* WORK INSTRUCTIONS *
Where does the string "fréquence" appear in the records? Copy every line that contains it.

(Entries taken from a collection)
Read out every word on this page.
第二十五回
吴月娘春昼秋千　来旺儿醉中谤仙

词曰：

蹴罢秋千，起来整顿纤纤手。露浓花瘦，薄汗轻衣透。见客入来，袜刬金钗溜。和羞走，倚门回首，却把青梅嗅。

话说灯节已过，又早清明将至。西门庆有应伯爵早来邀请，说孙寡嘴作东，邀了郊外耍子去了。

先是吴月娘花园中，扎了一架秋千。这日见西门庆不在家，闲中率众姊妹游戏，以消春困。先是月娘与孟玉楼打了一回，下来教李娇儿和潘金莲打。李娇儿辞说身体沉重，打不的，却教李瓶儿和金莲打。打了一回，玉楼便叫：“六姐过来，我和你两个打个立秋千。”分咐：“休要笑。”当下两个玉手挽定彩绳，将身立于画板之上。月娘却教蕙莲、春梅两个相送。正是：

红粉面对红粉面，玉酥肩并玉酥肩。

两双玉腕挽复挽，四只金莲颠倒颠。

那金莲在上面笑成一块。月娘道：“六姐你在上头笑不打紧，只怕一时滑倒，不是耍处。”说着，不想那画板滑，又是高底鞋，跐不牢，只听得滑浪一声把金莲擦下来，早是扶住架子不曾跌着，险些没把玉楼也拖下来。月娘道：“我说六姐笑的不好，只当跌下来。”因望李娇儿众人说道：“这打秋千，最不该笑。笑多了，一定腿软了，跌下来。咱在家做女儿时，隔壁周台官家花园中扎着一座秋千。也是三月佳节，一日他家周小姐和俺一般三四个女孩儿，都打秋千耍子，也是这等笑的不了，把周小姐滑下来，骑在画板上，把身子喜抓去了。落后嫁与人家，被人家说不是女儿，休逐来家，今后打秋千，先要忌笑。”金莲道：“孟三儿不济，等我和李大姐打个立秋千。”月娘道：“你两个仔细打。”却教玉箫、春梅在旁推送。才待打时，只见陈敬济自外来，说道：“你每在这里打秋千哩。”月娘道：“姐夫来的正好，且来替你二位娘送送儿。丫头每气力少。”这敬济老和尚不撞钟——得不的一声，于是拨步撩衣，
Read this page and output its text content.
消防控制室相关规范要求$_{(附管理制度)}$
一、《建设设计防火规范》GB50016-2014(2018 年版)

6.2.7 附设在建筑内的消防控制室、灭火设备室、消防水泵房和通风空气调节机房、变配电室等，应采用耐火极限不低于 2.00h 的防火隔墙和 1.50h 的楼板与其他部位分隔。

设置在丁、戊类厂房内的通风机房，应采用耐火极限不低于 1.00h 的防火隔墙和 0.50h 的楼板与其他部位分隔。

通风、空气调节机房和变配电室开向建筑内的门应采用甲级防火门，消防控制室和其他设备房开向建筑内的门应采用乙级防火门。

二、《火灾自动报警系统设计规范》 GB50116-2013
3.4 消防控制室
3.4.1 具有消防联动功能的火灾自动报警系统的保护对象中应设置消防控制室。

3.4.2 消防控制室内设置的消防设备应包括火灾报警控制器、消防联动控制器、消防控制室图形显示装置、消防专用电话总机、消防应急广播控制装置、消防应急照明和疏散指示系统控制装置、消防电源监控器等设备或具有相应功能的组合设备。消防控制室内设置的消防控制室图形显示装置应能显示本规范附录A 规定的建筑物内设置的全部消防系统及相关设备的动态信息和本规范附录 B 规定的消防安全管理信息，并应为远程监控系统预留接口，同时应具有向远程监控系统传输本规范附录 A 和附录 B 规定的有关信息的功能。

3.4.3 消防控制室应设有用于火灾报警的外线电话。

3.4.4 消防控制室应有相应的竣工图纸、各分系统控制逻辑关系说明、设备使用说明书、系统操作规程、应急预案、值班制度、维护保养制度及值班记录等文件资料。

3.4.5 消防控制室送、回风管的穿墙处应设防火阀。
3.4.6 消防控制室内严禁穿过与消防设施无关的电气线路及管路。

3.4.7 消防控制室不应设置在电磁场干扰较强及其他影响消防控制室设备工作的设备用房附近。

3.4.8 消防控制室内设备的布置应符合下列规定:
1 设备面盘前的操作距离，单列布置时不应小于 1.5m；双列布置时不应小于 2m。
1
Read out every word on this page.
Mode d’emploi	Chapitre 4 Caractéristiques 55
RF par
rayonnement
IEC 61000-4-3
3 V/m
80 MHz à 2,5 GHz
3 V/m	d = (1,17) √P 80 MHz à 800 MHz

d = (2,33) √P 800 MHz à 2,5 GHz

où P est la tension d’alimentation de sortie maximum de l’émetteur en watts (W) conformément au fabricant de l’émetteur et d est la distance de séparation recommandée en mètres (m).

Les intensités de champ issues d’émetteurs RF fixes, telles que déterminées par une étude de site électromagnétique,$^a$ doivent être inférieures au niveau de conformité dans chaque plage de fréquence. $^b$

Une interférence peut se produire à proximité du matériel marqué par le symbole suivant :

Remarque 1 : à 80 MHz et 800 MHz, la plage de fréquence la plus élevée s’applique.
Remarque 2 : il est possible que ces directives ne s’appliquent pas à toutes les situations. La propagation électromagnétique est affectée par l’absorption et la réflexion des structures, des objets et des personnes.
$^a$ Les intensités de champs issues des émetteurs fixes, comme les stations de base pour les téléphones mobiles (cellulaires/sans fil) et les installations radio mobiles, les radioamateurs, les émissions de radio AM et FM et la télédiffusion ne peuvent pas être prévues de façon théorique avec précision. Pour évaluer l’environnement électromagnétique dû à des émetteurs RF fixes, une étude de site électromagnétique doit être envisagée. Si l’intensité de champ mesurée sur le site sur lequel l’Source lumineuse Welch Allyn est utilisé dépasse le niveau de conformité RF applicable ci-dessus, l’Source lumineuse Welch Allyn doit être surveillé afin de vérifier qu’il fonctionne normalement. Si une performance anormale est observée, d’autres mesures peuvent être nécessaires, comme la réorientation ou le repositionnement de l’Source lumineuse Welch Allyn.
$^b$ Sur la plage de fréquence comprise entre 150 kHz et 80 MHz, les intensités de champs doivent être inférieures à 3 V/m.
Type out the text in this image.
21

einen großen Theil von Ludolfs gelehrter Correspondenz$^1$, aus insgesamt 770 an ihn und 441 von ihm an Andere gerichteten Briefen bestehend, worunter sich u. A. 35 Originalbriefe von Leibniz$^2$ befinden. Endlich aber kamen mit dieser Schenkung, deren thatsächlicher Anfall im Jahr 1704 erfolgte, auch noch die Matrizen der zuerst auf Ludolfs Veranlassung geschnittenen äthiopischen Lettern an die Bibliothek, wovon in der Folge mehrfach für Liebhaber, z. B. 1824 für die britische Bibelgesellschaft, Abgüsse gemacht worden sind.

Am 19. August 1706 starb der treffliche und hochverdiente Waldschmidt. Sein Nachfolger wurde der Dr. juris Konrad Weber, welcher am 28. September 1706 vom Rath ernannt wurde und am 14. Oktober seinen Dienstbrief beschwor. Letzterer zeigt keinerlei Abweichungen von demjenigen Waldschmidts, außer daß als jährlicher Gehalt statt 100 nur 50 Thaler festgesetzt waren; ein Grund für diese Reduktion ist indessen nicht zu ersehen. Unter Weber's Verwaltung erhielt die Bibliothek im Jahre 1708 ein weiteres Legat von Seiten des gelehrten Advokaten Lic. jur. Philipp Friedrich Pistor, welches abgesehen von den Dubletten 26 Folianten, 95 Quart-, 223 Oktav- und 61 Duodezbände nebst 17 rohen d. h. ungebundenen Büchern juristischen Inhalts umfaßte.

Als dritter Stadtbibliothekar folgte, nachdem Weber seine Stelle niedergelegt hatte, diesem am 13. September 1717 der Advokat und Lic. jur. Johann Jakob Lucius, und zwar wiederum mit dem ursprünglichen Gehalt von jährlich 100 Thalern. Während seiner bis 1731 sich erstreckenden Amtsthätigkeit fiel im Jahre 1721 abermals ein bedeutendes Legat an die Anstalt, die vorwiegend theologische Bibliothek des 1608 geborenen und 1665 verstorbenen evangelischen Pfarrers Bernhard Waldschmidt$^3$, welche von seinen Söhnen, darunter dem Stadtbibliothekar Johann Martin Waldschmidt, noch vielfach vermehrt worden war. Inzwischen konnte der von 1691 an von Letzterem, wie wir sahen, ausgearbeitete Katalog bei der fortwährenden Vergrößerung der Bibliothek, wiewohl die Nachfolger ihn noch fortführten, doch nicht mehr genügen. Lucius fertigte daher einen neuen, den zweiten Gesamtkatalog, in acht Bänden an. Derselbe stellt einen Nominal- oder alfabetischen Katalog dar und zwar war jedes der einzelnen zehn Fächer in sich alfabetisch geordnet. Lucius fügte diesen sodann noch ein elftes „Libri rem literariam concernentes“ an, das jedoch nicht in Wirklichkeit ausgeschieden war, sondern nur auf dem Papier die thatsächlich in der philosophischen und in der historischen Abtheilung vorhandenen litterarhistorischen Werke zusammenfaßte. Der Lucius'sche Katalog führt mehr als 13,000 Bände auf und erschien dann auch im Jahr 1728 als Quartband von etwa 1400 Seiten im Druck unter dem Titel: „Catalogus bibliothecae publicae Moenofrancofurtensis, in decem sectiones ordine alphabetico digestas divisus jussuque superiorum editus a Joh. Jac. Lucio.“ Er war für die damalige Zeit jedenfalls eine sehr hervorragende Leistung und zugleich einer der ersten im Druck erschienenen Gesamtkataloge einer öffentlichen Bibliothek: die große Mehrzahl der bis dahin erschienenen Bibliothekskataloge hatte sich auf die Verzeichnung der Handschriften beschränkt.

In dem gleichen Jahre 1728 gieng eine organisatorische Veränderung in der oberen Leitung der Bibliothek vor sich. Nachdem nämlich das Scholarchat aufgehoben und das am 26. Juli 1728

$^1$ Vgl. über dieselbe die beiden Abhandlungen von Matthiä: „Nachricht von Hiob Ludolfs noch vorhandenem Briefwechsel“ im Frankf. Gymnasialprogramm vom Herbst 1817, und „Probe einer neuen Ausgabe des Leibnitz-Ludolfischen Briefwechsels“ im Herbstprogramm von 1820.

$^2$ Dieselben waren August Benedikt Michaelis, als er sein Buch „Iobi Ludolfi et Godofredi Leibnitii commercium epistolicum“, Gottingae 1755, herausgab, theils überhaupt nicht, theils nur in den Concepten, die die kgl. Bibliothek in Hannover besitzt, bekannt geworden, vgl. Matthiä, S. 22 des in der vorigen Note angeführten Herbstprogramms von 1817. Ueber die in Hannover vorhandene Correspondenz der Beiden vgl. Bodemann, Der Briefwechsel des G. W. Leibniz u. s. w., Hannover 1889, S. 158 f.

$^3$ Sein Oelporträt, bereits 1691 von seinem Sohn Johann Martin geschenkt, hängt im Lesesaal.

* FULL SOLUTION *
Les intensités de champ issues d’émetteurs RF fixes, telles que déterminées par une étude de site électromagnétique,$^a$ doivent être inférieures au niveau de conformité dans chaque plage de fréquence. $^b$
Remarque 1 : à 80 MHz et 800 MHz, la plage de fréquence la plus élevée s’applique.
$^b$ Sur la plage de fréquence comprise entre 150 kHz et 80 MHz, les intensités de champs doivent être inférieures à 3 V/m.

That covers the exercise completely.